• What is required
Quote every line below exactly and skip any picture.

Records:
<<<<

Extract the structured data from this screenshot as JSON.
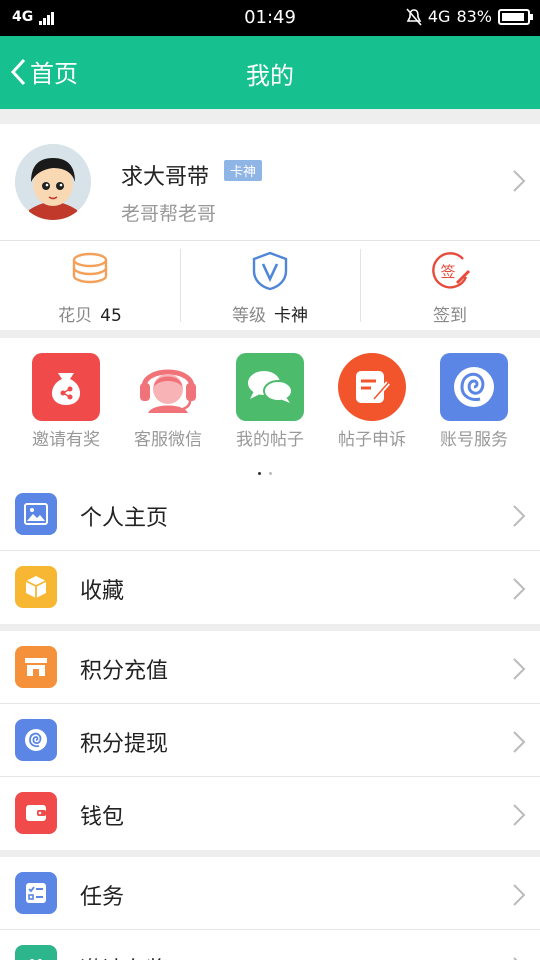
{
  "status_bar": {
    "network_left": "4G",
    "time": "01:49",
    "network_right": "4G",
    "battery": "83%"
  },
  "header": {
    "back_label": "首页",
    "title": "我的"
  },
  "profile": {
    "username": "求大哥带",
    "badge": "卡神",
    "signature": "老哥帮老哥"
  },
  "stats": [
    {
      "icon": "coins-icon",
      "label": "花贝",
      "value": "45"
    },
    {
      "icon": "shield-v-icon",
      "label": "等级",
      "value": "卡神"
    },
    {
      "icon": "checkin-icon",
      "label": "签到",
      "value": ""
    }
  ],
  "quick_actions": [
    {
      "icon": "money-bag-icon",
      "label": "邀请有奖",
      "color": "#f04a4a"
    },
    {
      "icon": "headset-icon",
      "label": "客服微信",
      "color": "#f1737a"
    },
    {
      "icon": "chat-bubbles-icon",
      "label": "我的帖子",
      "color": "#4cbb6c"
    },
    {
      "icon": "edit-note-icon",
      "label": "帖子申诉",
      "color": "#f2552c"
    },
    {
      "icon": "spiral-icon",
      "label": "账号服务",
      "color": "#5b86e5"
    }
  ],
  "menu_groups": [
    [
      {
        "icon": "image-icon",
        "label": "个人主页",
        "color": "#5b86e5"
      },
      {
        "icon": "box-icon",
        "label": "收藏",
        "color": "#f7b733"
      }
    ],
    [
      {
        "icon": "store-icon",
        "label": "积分充值",
        "color": "#f5913a"
      },
      {
        "icon": "spiral-icon",
        "label": "积分提现",
        "color": "#5b86e5"
      },
      {
        "icon": "wallet-icon",
        "label": "钱包",
        "color": "#f04a4a"
      }
    ],
    [
      {
        "icon": "task-list-icon",
        "label": "任务",
        "color": "#5b86e5"
      },
      {
        "icon": "gift-icon",
        "label": "邀请有奖",
        "color": "#2db58b"
      }
    ]
  ]
}
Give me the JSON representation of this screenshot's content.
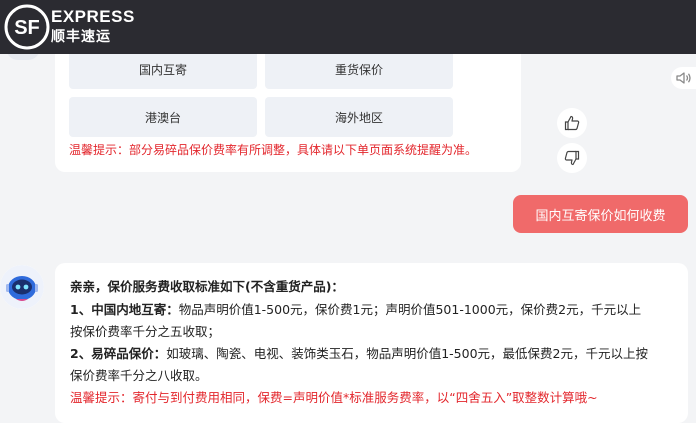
{
  "header": {
    "brand_en": "EXPRESS",
    "brand_cn": "顺丰速运",
    "logo_text": "SF"
  },
  "services": [
    {
      "label": "国内互寄"
    },
    {
      "label": "重货保价"
    },
    {
      "label": "港澳台"
    },
    {
      "label": "海外地区"
    }
  ],
  "tip1": "温馨提示：部分易碎品保价费率有所调整，具体请以下单页面系统提醒为准。",
  "user_message": "国内互寄保价如何收费",
  "reply": {
    "title": "亲亲，保价服务费收取标准如下(不含重货产品)：",
    "item1_label": "1、中国内地互寄：",
    "item1_text": "物品声明价值1-500元，保价费1元；声明价值501-1000元，保价费2元，千元以上",
    "item1_cont": "按保价费率千分之五收取；",
    "item2_label": "2、易碎品保价：",
    "item2_text": "如玻璃、陶瓷、电视、装饰类玉石，物品声明价值1-500元，最低保费2元，千元以上按",
    "item2_cont": "保价费率千分之八收取。",
    "tip": "温馨提示：寄付与到付费用相同，保费=声明价值*标准服务费率，以“四舍五入”取整数计算哦~"
  },
  "colors": {
    "header_bg": "#2b2b31",
    "accent_red": "#e3262c",
    "user_bubble": "#f06a6a",
    "button_bg": "#eef1f6"
  },
  "icons": [
    "sf-logo-icon",
    "speaker-icon",
    "thumbs-up-icon",
    "thumbs-down-icon",
    "robot-avatar-icon"
  ]
}
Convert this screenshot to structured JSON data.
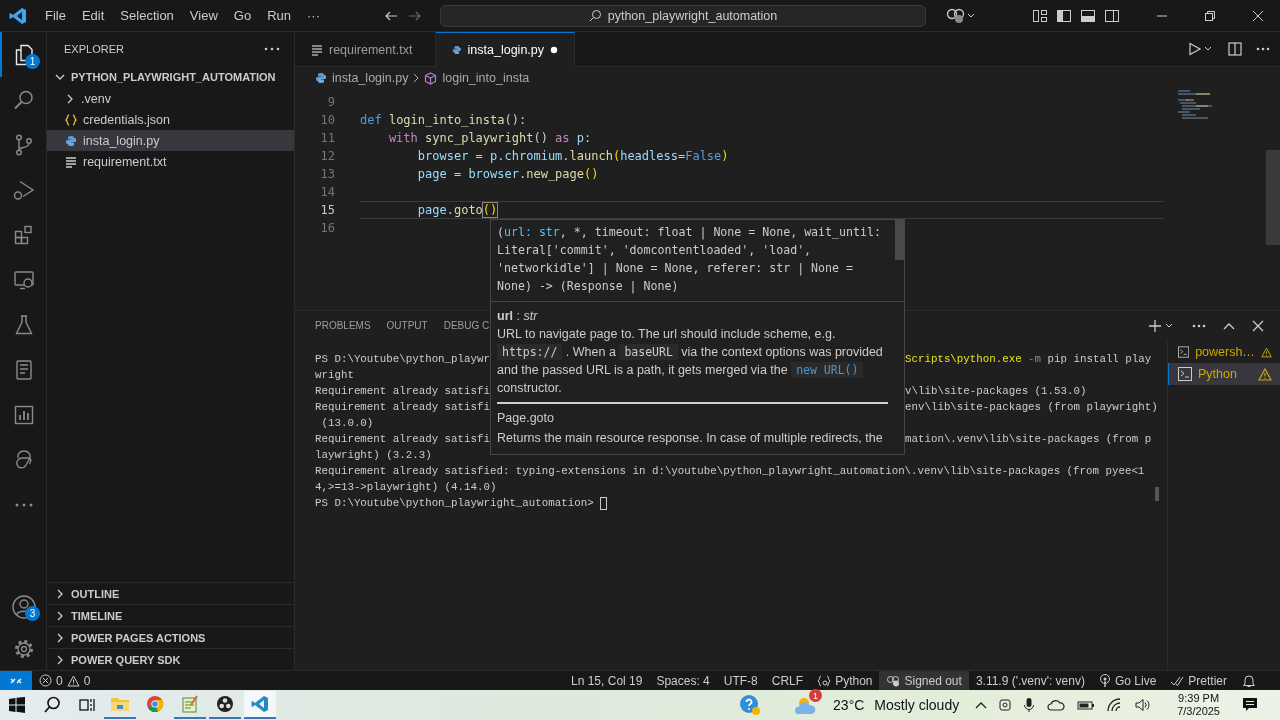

>>>>

• The solution
Extract the structured data from this screenshot as JSON.
{
  "status_bar": {
    "network_left": "4G",
    "time": "01:49",
    "network_right": "4G",
    "battery": "83%"
  },
  "header": {
    "back_label": "首页",
    "title": "我的"
  },
  "profile": {
    "username": "求大哥带",
    "badge": "卡神",
    "signature": "老哥帮老哥"
  },
  "stats": [
    {
      "icon": "coins-icon",
      "label": "花贝",
      "value": "45"
    },
    {
      "icon": "shield-v-icon",
      "label": "等级",
      "value": "卡神"
    },
    {
      "icon": "checkin-icon",
      "label": "签到",
      "value": ""
    }
  ],
  "quick_actions": [
    {
      "icon": "money-bag-icon",
      "label": "邀请有奖",
      "color": "#f04a4a"
    },
    {
      "icon": "headset-icon",
      "label": "客服微信",
      "color": "#f1737a"
    },
    {
      "icon": "chat-bubbles-icon",
      "label": "我的帖子",
      "color": "#4cbb6c"
    },
    {
      "icon": "edit-note-icon",
      "label": "帖子申诉",
      "color": "#f2552c"
    },
    {
      "icon": "spiral-icon",
      "label": "账号服务",
      "color": "#5b86e5"
    }
  ],
  "menu_groups": [
    [
      {
        "icon": "image-icon",
        "label": "个人主页",
        "color": "#5b86e5"
      },
      {
        "icon": "box-icon",
        "label": "收藏",
        "color": "#f7b733"
      }
    ],
    [
      {
        "icon": "store-icon",
        "label": "积分充值",
        "color": "#f5913a"
      },
      {
        "icon": "spiral-icon",
        "label": "积分提现",
        "color": "#5b86e5"
      },
      {
        "icon": "wallet-icon",
        "label": "钱包",
        "color": "#f04a4a"
      }
    ],
    [
      {
        "icon": "task-list-icon",
        "label": "任务",
        "color": "#5b86e5"
      },
      {
        "icon": "gift-icon",
        "label": "邀请有奖",
        "color": "#2db58b"
      }
    ]
  ]
}
Give me the JSON representation of this screenshot's content.
{
  "header": {
    "brand_en": "EXPRESS",
    "brand_cn": "顺丰速运",
    "logo_text": "SF"
  },
  "services": [
    {
      "label": "国内互寄"
    },
    {
      "label": "重货保价"
    },
    {
      "label": "港澳台"
    },
    {
      "label": "海外地区"
    }
  ],
  "tip1": "温馨提示：部分易碎品保价费率有所调整，具体请以下单页面系统提醒为准。",
  "user_message": "国内互寄保价如何收费",
  "reply": {
    "title": "亲亲，保价服务费收取标准如下(不含重货产品)：",
    "item1_label": "1、中国内地互寄：",
    "item1_text": "物品声明价值1-500元，保价费1元；声明价值501-1000元，保价费2元，千元以上",
    "item1_cont": "按保价费率千分之五收取；",
    "item2_label": "2、易碎品保价：",
    "item2_text": "如玻璃、陶瓷、电视、装饰类玉石，物品声明价值1-500元，最低保费2元，千元以上按",
    "item2_cont": "保价费率千分之八收取。",
    "tip": "温馨提示：寄付与到付费用相同，保费=声明价值*标准服务费率，以“四舍五入”取整数计算哦~"
  },
  "colors": {
    "header_bg": "#2b2b31",
    "accent_red": "#e3262c",
    "user_bubble": "#f06a6a",
    "button_bg": "#eef1f6"
  },
  "icons": [
    "sf-logo-icon",
    "speaker-icon",
    "thumbs-up-icon",
    "thumbs-down-icon",
    "robot-avatar-icon"
  ]
}
Convert this screenshot to structured JSON data.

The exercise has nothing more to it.